WHAT YOU ARE ASKED TO DO - Using the listing below, report all lines holding the word "Aantal".

GIVEN INFORMATION -
'''
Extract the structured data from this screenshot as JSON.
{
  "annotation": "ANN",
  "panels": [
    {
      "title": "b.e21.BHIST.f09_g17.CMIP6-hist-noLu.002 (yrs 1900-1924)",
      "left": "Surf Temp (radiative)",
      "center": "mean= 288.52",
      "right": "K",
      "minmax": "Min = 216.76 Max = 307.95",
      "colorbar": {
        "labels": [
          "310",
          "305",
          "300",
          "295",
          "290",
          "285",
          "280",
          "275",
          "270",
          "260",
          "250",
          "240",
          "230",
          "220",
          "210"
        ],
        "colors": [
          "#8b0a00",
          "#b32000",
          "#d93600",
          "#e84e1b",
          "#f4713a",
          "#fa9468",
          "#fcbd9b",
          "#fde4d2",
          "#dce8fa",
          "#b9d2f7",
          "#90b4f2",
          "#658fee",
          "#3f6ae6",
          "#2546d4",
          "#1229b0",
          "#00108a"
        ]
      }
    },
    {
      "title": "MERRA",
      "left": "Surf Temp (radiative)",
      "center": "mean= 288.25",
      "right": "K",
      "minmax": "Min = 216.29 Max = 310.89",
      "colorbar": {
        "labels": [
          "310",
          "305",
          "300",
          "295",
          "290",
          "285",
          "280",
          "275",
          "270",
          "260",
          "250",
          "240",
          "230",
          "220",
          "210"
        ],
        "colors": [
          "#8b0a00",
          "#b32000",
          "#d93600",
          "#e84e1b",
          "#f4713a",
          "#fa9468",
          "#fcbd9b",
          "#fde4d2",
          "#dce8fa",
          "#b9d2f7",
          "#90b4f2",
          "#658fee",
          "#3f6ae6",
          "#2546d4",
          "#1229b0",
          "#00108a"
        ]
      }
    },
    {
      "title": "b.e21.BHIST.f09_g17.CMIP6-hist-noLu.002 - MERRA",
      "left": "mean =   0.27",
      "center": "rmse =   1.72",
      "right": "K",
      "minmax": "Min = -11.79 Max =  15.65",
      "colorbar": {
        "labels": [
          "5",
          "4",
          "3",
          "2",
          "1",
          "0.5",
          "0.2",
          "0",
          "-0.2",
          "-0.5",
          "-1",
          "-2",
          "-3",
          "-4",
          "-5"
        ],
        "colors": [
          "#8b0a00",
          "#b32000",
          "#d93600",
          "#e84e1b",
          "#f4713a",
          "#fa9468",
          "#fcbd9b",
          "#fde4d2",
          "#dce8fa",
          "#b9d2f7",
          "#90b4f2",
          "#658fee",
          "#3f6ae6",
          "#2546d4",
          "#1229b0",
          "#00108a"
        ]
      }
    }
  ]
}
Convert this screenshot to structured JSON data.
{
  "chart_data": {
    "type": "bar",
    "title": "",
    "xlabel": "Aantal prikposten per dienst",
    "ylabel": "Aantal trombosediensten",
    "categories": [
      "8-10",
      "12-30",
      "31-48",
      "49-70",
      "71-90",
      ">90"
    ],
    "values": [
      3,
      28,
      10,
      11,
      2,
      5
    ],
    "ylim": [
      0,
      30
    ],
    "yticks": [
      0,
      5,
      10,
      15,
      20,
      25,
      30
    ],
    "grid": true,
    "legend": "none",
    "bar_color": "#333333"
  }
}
'''
'''
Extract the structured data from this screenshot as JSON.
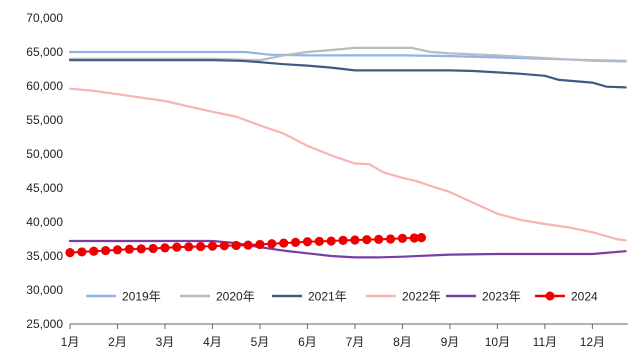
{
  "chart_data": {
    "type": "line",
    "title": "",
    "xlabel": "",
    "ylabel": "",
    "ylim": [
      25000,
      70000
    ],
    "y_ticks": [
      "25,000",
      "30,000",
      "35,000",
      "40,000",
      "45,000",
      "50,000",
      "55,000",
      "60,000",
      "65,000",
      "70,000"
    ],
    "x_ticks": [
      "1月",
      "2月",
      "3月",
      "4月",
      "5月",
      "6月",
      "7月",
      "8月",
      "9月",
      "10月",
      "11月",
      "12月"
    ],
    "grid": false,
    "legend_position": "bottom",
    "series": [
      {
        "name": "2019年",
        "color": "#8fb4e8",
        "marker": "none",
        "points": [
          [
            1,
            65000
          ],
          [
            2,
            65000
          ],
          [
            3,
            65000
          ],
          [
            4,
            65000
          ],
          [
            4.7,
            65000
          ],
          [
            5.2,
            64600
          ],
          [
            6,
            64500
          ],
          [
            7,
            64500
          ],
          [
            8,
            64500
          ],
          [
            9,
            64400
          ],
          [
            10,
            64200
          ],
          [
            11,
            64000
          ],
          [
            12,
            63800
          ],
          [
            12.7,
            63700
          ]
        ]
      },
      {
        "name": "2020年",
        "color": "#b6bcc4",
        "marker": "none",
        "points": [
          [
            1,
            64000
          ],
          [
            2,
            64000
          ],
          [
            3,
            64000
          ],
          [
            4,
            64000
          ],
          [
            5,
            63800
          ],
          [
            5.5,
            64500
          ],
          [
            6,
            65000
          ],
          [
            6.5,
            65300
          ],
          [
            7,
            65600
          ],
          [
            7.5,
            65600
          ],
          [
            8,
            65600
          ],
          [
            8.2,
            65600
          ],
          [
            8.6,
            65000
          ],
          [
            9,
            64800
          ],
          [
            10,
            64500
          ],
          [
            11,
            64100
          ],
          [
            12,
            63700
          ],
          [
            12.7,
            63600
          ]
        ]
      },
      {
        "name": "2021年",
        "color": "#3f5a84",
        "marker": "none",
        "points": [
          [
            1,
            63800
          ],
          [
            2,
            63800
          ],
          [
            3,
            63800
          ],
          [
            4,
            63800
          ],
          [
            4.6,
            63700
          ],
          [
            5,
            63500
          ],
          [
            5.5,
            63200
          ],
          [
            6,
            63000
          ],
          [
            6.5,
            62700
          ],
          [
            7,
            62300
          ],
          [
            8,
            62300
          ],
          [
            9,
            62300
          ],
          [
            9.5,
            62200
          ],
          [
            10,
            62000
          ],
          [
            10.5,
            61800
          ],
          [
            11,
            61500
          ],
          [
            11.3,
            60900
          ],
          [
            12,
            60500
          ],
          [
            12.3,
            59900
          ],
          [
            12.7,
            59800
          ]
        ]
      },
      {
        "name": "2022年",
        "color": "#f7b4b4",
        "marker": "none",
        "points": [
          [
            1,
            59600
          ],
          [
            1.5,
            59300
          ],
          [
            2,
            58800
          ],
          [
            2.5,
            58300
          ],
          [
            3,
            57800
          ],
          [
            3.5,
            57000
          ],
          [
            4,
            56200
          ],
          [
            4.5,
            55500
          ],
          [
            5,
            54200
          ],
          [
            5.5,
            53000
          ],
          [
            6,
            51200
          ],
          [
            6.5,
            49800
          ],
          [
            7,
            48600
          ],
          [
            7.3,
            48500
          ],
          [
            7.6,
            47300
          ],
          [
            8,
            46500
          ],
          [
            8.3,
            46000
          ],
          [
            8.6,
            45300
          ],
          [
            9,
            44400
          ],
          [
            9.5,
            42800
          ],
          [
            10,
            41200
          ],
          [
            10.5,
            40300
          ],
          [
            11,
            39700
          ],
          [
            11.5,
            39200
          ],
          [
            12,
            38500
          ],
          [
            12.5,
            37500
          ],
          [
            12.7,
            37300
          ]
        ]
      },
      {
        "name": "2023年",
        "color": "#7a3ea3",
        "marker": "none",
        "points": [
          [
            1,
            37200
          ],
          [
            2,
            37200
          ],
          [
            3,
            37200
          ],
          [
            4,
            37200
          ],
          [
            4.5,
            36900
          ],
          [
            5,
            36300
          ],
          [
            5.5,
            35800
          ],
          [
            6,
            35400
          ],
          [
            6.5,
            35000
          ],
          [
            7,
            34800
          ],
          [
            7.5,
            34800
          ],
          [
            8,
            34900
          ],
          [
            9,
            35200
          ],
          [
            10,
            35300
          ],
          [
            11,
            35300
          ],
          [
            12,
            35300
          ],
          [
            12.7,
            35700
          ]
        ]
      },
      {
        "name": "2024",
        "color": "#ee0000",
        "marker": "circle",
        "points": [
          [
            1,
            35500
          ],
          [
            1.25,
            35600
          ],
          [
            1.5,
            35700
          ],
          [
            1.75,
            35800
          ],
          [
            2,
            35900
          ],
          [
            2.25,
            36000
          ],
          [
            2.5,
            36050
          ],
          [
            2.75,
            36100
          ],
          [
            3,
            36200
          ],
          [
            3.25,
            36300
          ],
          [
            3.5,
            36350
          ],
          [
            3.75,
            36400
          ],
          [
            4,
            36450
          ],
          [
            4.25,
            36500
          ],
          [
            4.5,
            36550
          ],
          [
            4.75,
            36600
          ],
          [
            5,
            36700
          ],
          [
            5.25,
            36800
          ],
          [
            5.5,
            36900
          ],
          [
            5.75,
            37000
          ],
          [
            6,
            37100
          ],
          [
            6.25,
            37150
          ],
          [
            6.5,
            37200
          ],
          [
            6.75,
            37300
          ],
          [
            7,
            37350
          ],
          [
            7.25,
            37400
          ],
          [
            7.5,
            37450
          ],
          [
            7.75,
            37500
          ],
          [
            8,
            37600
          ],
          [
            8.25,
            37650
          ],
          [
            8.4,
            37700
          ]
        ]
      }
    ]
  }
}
'''
'''
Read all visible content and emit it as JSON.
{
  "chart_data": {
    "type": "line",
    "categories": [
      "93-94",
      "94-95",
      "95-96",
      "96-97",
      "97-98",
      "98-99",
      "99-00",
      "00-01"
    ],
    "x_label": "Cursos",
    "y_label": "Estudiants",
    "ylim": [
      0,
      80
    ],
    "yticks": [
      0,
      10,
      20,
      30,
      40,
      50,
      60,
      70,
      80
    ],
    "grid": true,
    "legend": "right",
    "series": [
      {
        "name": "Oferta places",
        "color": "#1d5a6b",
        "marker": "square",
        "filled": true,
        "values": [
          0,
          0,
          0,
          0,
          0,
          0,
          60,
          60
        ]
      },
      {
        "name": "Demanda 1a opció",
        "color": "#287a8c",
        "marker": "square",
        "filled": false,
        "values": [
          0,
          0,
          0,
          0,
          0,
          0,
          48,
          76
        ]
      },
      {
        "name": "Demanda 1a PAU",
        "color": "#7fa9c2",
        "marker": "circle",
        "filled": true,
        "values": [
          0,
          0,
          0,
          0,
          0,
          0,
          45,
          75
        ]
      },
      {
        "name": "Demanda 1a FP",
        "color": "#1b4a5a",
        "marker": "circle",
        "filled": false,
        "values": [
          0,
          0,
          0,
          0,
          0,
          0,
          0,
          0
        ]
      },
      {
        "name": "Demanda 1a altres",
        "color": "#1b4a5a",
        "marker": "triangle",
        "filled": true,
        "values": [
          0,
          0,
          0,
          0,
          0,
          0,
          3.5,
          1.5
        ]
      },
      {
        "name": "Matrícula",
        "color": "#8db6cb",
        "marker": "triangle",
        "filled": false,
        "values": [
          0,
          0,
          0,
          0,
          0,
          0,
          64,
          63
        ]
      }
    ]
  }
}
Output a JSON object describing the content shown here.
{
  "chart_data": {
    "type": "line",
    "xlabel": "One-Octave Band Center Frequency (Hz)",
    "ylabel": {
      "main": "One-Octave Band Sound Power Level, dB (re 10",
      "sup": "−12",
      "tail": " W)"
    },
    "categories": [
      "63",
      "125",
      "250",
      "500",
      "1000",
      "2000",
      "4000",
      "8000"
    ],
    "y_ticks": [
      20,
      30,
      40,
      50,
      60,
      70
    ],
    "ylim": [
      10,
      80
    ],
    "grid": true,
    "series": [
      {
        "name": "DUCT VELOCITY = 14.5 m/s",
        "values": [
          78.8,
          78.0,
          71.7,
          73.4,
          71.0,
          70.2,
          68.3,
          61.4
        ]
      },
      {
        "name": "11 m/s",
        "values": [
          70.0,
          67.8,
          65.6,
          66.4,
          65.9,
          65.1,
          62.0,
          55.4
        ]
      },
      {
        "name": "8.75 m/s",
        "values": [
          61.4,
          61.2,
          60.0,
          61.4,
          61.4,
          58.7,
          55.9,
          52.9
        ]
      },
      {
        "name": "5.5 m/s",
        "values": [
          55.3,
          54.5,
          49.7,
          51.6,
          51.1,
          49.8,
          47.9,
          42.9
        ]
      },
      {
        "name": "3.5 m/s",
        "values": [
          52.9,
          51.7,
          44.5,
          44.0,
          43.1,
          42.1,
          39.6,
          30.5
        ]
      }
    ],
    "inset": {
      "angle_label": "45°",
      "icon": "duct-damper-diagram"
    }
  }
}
'''
FINISHED TASK -
    "xlabel": "Aantal prikposten per dienst",
    "ylabel": "Aantal trombosediensten",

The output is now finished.